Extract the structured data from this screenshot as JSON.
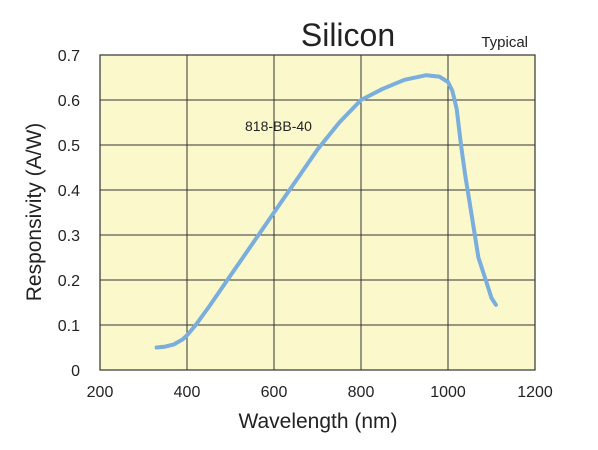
{
  "chart_data": {
    "type": "line",
    "title": "Silicon",
    "annotation": "Typical",
    "xlabel": "Wavelength (nm)",
    "ylabel": "Responsivity (A/W)",
    "xlim": [
      200,
      1200
    ],
    "ylim": [
      0,
      0.7
    ],
    "xticks": [
      "200",
      "400",
      "600",
      "800",
      "1000",
      "1200"
    ],
    "yticks": [
      "0",
      "0.1",
      "0.2",
      "0.3",
      "0.4",
      "0.5",
      "0.6",
      "0.7"
    ],
    "grid": true,
    "colors": {
      "plot_background": "#fbf8cc",
      "grid": "#333333",
      "line": "#7aaedc"
    },
    "series": [
      {
        "name": "818-BB-40",
        "x": [
          330,
          350,
          370,
          390,
          400,
          420,
          450,
          500,
          550,
          600,
          650,
          700,
          750,
          800,
          850,
          900,
          950,
          980,
          1000,
          1010,
          1020,
          1030,
          1040,
          1050,
          1060,
          1070,
          1080,
          1090,
          1100,
          1110
        ],
        "y": [
          0.05,
          0.052,
          0.057,
          0.068,
          0.077,
          0.1,
          0.14,
          0.21,
          0.28,
          0.35,
          0.42,
          0.49,
          0.55,
          0.6,
          0.625,
          0.645,
          0.655,
          0.652,
          0.64,
          0.62,
          0.58,
          0.5,
          0.43,
          0.37,
          0.31,
          0.25,
          0.22,
          0.19,
          0.16,
          0.145
        ]
      }
    ]
  }
}
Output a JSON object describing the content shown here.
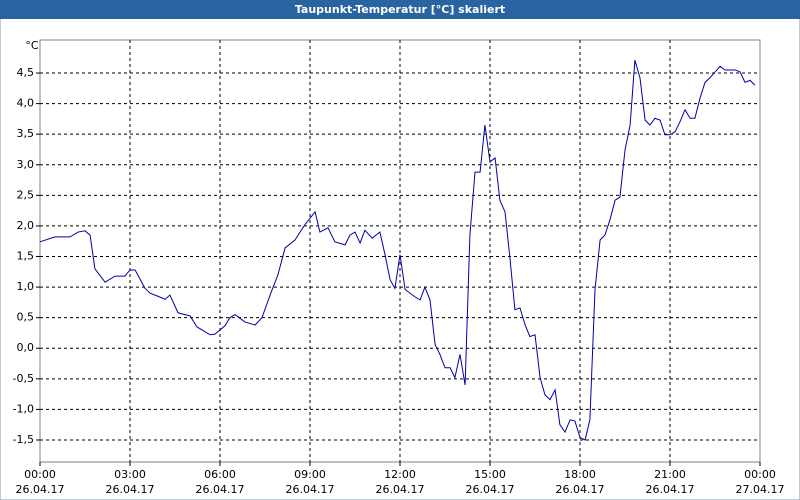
{
  "chart_data": {
    "type": "line",
    "title": "Taupunkt-Temperatur [°C] skaliert",
    "ylabel": "°C",
    "xlim": [
      0,
      24
    ],
    "xticks": [
      {
        "value": 0,
        "label": "00:00"
      },
      {
        "value": 3,
        "label": "03:00"
      },
      {
        "value": 6,
        "label": "06:00"
      },
      {
        "value": 9,
        "label": "09:00"
      },
      {
        "value": 12,
        "label": "12:00"
      },
      {
        "value": 15,
        "label": "15:00"
      },
      {
        "value": 18,
        "label": "18:00"
      },
      {
        "value": 21,
        "label": "21:00"
      },
      {
        "value": 24,
        "label": "00:00"
      }
    ],
    "xtick_dates": [
      "26.04.17",
      "26.04.17",
      "26.04.17",
      "26.04.17",
      "26.04.17",
      "26.04.17",
      "26.04.17",
      "26.04.17",
      "27.04.17"
    ],
    "ylim": [
      -1.86,
      5.04
    ],
    "yticks": [
      {
        "value": -1.5,
        "label": "-1,5"
      },
      {
        "value": -1,
        "label": "-1,0"
      },
      {
        "value": -0.5,
        "label": "-0,5"
      },
      {
        "value": 0,
        "label": "0,0"
      },
      {
        "value": 0.5,
        "label": "0,5"
      },
      {
        "value": 1,
        "label": "1,0"
      },
      {
        "value": 1.5,
        "label": "1,5"
      },
      {
        "value": 2,
        "label": "2,0"
      },
      {
        "value": 2.5,
        "label": "2,5"
      },
      {
        "value": 3,
        "label": "3,0"
      },
      {
        "value": 3.5,
        "label": "3,5"
      },
      {
        "value": 4,
        "label": "4,0"
      },
      {
        "value": 4.5,
        "label": "4,5"
      }
    ],
    "grid": true,
    "x": [
      0,
      0.5,
      1,
      1.27,
      1.5,
      1.67,
      1.83,
      2.17,
      2.5,
      2.83,
      3,
      3.17,
      3.5,
      3.67,
      3.93,
      4.17,
      4.33,
      4.6,
      4.83,
      5,
      5.23,
      5.67,
      5.83,
      6.17,
      6.33,
      6.5,
      6.83,
      7.17,
      7.4,
      7.67,
      7.93,
      8.17,
      8.5,
      8.67,
      8.83,
      9.17,
      9.33,
      9.6,
      9.83,
      10.17,
      10.33,
      10.5,
      10.67,
      10.83,
      11.07,
      11.33,
      11.5,
      11.67,
      11.83,
      12,
      12.17,
      12.5,
      12.67,
      12.83,
      13,
      13.17,
      13.33,
      13.5,
      13.67,
      13.83,
      14,
      14.17,
      14.33,
      14.5,
      14.67,
      14.83,
      15,
      15.17,
      15.33,
      15.5,
      15.67,
      15.83,
      16,
      16.17,
      16.33,
      16.5,
      16.67,
      16.83,
      17,
      17.17,
      17.33,
      17.5,
      17.67,
      17.83,
      18,
      18.17,
      18.33,
      18.5,
      18.67,
      18.83,
      19,
      19.17,
      19.33,
      19.5,
      19.67,
      19.83,
      20,
      20.17,
      20.33,
      20.5,
      20.67,
      20.83,
      21,
      21.17,
      21.33,
      21.5,
      21.67,
      21.83,
      22,
      22.17,
      22.33,
      22.67,
      22.83,
      23.17,
      23.33,
      23.5,
      23.67,
      23.83
    ],
    "series": [
      {
        "name": "Taupunkt-Temperatur",
        "color": "#0000a8",
        "values": [
          1.74,
          1.82,
          1.82,
          1.9,
          1.92,
          1.85,
          1.3,
          1.08,
          1.18,
          1.18,
          1.28,
          1.28,
          0.98,
          0.9,
          0.85,
          0.8,
          0.87,
          0.58,
          0.55,
          0.53,
          0.35,
          0.22,
          0.23,
          0.37,
          0.5,
          0.55,
          0.43,
          0.38,
          0.5,
          0.87,
          1.2,
          1.64,
          1.77,
          1.9,
          2.02,
          2.23,
          1.9,
          1.97,
          1.74,
          1.69,
          1.85,
          1.9,
          1.72,
          1.93,
          1.8,
          1.9,
          1.53,
          1.12,
          0.98,
          1.53,
          0.96,
          0.84,
          0.79,
          1.0,
          0.79,
          0.06,
          -0.1,
          -0.32,
          -0.32,
          -0.48,
          -0.1,
          -0.6,
          1.85,
          2.88,
          2.88,
          3.65,
          3.05,
          3.11,
          2.42,
          2.23,
          1.45,
          0.63,
          0.66,
          0.38,
          0.19,
          0.22,
          -0.48,
          -0.76,
          -0.84,
          -0.68,
          -1.25,
          -1.37,
          -1.17,
          -1.19,
          -1.46,
          -1.5,
          -1.17,
          0.96,
          1.77,
          1.85,
          2.1,
          2.42,
          2.47,
          3.24,
          3.65,
          4.71,
          4.42,
          3.73,
          3.65,
          3.76,
          3.73,
          3.49,
          3.49,
          3.54,
          3.7,
          3.9,
          3.76,
          3.76,
          4.09,
          4.35,
          4.42,
          4.61,
          4.55,
          4.55,
          4.52,
          4.35,
          4.38,
          4.3
        ]
      }
    ]
  }
}
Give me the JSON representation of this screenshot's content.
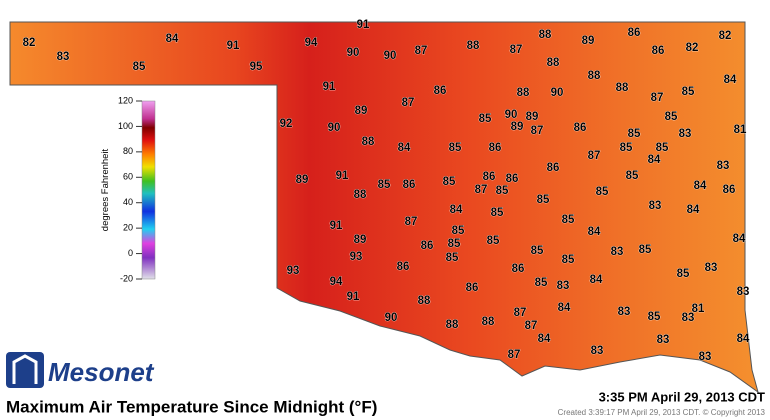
{
  "title": "Maximum Air Temperature Since Midnight (°F)",
  "timestamp": "3:35 PM April 29, 2013 CDT",
  "created": "Created 3:39:17 PM April 29, 2013 CDT. © Copyright 2013",
  "logo": "Mesonet",
  "colorbar": {
    "label": "degrees Fahrenheit",
    "ylim": [
      -20,
      120
    ],
    "yticks": [
      120,
      100,
      80,
      60,
      40,
      20,
      0,
      -20
    ]
  },
  "station_values": [
    91,
    82,
    83,
    84,
    85,
    91,
    95,
    94,
    90,
    90,
    87,
    88,
    87,
    88,
    88,
    89,
    86,
    86,
    82,
    82,
    88,
    88,
    88,
    90,
    86,
    87,
    91,
    89,
    87,
    85,
    84,
    92,
    90,
    85,
    90,
    89,
    89,
    87,
    86,
    85,
    85,
    83,
    81,
    88,
    84,
    85,
    86,
    87,
    85,
    85,
    84,
    83,
    89,
    91,
    88,
    85,
    86,
    85,
    86,
    86,
    87,
    85,
    86,
    85,
    85,
    85,
    84,
    86,
    84,
    85,
    87,
    91,
    89,
    85,
    84,
    83,
    84,
    85,
    86,
    85,
    85,
    85,
    86,
    93,
    93,
    85,
    85,
    83,
    85,
    84,
    83,
    85,
    86,
    94,
    91,
    86,
    85,
    83,
    84,
    83,
    88,
    90,
    88,
    88,
    87,
    84,
    87,
    83,
    85,
    83,
    81,
    84,
    83,
    84,
    87,
    83,
    83
  ]
}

◇ ◇ ◇ ◇ ◇ ◇ ◇

» What you are asked to do: Look over the records above and copy each line that includes the string "Taupunkt".

» Solution for this exercise:
    "title": "Taupunkt-Temperatur [°C] skaliert",
        "name": "Taupunkt-Temperatur",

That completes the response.